▶ Reading text
With that out of the way, let’s get into my list of my top 5 deck builders!

 

1) Dominion

This is the queen of the deck builders—the matriarch if you will. Despite the fact it was released back in 2008, I’d still proudly call it the best deck-builder because the mechanics are just perfection.

The “story” of Dominion is that you are the ruler of a kingdom (your deck) and you are trying to improve it with treasure and power (cards) from a central market to claim the most land (Victory Points). The theme comes through in the abilities of some cards, but overall, it’s not going to make sense. You’ll be saying things like “I Remodel my Swindler into a Laboratory” or “I use my Cellar to discard 3 Estates.”

Dominion was actually the first board game I played beyond the family classics like Monopoly, Cluedo and Scrabble and hence it has a special place in my heart. But beyond sentimental attachment, it is mechanically so crisp and elegant. The way that you are always concerned with the balance of your deck—treasure that lets you buy cards vs victory cards that are essentially dead cards, but will win you the game. The endless permutations of card combinations and synergies depending on what you select to form the fixed market at the start of the game. The fact that a card that is complete garbage in one game could be the centrepiece of your strategy the next.

I could go on, honestly.

The one caveat of Dominion is that it becomes rather slow anywhere above 2 players. At 2 players, it is perfect—at 3 or higher, I would check out one of the other fabulous deck builders on this list.

If you’re looking to pick up Dominion, I would recommend the Big Box as it contains the base game, the Intrigue expansion, and extra base cards to play with up to 6 players (but please don’t actually do that, the extra cards are just nice to have as spares)!

 

2) Clank!

If you’re a board gamer that needs theme in their games, where pure mechanics make you lose interest immediately, the deck builder you’ll want is Clank!

The tagline of “A Deck-Building Adventure” is totally accurate - in Clank, you take on the role of adventurers, trying to explore a dragon’s underground lair and procure valuable artifacts. Your deck is what allows you to move, attack and purchase new powerful cards, so like in Dominion, you’ll want to constantly weigh up the balance of your deck’s different elements (Skill, Boots, Swords).

However, Clank’s best mechanic, and from where it derives its name, is noise. When you generate “Clank” (noise), either through cards or random events, you put one or more of your coloured cubes into a bag. When the dragon attacks, a certain amount of cubes are randomly drawn from the bag, each one of your colour representing a point of damage on your adventurer. Do you take all the speedy, powerful cards that give you tons of Clank and rush for the most valuable artifact? Or do you play it slow and careful, strategically removing all your Clank-giving cards and aiming to pick up items at the shop?

What’s awesome about Clank in terms of its deck building is that your deck is serving a purpose beyond just earning abstract victory points. Your deck is what lets you move around the map and get the items you’re after. And because this goal might change over the course of the game, so too shall your deck.

If you’re looking for deck-building with a purpose that doesn’t sacrifice the core of the genre, Clank is the game for you! Alternatively, if you’re looking for something slightly more complex with a modular board and a few more mechanics, you could also check out Clank in Space!

 

3) Undaunted: North Africa

Like Clank, Undaunted: North Africa is a deck builder with a strong theme and sense of purpose that doesn’t sacrifice what makes deck builders good. I’ll be honest, war themes are not for me, but even so, this game is great.

▶ Exercise tasks
**1)** According to the deck-builder list, in what year was Dominion released?
**2)** Resume the deck-builder list after its last sentence, carrying on the entry for Undaunted: North Africa.
The rows play no part in this.

▶ Information given
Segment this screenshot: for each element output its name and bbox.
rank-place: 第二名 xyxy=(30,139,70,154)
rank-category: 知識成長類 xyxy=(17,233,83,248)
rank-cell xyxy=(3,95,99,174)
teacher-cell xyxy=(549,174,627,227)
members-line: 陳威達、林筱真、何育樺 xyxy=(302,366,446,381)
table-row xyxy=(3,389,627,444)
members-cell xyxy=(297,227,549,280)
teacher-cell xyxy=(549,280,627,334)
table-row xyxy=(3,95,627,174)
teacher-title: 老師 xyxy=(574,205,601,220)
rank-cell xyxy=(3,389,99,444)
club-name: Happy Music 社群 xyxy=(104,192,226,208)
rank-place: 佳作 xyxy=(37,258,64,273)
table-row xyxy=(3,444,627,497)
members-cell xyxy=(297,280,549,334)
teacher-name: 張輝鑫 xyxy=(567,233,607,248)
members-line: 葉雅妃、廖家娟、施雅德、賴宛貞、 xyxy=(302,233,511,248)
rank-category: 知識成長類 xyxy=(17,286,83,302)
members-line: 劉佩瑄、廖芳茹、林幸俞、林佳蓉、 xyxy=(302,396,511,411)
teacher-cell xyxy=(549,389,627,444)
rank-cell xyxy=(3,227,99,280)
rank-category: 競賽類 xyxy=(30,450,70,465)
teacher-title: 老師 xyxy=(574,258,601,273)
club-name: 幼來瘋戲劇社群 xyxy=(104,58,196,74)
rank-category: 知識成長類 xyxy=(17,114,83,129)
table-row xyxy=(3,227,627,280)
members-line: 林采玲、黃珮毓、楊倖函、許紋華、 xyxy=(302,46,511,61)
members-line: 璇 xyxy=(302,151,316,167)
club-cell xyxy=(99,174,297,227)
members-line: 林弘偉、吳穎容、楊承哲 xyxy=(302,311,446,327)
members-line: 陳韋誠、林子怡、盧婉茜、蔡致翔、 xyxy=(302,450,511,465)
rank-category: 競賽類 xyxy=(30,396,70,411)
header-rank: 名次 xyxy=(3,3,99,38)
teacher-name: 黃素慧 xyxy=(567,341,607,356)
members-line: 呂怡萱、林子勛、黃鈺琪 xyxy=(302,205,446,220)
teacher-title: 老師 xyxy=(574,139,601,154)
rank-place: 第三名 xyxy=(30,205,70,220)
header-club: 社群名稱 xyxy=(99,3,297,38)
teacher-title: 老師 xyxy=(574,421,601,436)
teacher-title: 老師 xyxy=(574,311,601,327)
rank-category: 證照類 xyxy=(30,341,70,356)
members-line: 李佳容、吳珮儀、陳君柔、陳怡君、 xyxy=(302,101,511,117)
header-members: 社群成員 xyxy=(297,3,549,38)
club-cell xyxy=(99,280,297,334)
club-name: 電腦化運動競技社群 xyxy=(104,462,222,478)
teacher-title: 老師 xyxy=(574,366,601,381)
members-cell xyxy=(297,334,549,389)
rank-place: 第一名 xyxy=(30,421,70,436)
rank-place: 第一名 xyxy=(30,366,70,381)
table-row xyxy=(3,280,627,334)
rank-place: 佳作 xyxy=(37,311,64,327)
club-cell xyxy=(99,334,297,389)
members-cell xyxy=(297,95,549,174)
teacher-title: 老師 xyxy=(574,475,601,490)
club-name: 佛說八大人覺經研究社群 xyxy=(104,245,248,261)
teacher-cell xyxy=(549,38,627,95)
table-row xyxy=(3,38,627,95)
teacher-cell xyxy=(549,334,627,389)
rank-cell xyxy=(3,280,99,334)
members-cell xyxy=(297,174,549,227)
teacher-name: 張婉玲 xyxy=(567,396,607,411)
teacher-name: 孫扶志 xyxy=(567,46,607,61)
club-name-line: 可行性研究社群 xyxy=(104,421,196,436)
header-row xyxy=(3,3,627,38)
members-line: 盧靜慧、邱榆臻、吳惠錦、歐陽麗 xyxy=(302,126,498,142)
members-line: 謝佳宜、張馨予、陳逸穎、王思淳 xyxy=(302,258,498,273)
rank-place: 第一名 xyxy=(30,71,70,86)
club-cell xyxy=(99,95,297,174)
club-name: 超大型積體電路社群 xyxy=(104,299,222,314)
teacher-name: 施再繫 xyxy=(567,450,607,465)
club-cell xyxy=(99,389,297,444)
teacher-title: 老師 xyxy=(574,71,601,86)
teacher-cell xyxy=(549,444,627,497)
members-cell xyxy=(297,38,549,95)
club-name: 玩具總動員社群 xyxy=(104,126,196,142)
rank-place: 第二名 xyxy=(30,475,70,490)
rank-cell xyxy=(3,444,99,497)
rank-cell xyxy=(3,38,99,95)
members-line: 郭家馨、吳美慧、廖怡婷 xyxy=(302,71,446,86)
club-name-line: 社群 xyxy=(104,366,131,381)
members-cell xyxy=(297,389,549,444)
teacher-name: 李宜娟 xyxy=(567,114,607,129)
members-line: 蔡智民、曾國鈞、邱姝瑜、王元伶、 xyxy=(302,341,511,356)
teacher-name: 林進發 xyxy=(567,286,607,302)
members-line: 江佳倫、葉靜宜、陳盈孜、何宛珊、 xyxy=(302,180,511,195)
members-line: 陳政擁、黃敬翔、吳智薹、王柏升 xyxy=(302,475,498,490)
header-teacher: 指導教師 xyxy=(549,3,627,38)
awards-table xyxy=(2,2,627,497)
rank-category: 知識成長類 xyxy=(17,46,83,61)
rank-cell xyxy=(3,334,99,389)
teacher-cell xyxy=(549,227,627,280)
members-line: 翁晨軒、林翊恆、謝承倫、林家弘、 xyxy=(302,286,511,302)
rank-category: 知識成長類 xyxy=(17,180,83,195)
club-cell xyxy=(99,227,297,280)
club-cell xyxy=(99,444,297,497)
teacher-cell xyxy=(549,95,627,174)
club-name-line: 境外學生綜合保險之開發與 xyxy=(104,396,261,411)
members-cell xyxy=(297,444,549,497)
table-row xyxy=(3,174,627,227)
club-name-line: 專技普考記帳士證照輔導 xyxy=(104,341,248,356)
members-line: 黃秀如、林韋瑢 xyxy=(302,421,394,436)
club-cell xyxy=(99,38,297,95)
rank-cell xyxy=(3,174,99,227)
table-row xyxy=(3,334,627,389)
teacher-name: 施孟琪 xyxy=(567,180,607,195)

▶ Outputs
**1)** 2008

**2)**
World War II is such a popular historical board game theme and setting. However, where there are so many board games covering D-Day or the Pacific Ocean Theatre, there aren’t very many surrounding the North African campaign.

In Undaunted: North Africa, two players go head-to-head as either the Italians or the Long Range Desert Group, a British reconnaissance group. But even if, like me, you don’t love historical themes, one reason to love Undaunted is its elegant, asymmetric and surprisingly human gameplay.

Your deck is comprised of cards, each naming a different unit you have deployed on the board. By playing the card corresponding to the unit, you get to move around and perform actions on the main board. Each time a unit on the board takes damage, you lose a copy of that card from your deck, hence reducing the frequency with which you can use that unit!

Where this game’s first iteration (Undaunted: Normandy) was much more symmetrical in play, North Africa adds asymmetry without being overwhelming. In fact, I find it ends up being more forgiving to players of varying skill level while also supporting the theme by highlighting the differences between the Italians and the LDRG.

Oh and did I mention this game is scenario based? There are 11 different scenarios to choose from, each infinitely replayable, and playing them through in order forms a kind of campaign! Truly, Undaunted: North Africa is an underrated gem.

 

4) Fort

Now, Fort is the only game on this list I have not personally played, but it is beloved by our retail manager and comes highly recommended from him!

Where some deck-builders like Dominion, suffer at more than 2 players, and some like Undaunted: North Africa are designed for just 2 players, 3 players and up is where Fort shines.

In Fort, players are adorable kids trying to build a fort, collect pizza and toys, and gain friends! Like more traditional deck-builders, your goal is to earn points, but what’s unique about Fort is how it thematically incorporates interactivity into a genre that can sometimes tend to be quite solitaire-like.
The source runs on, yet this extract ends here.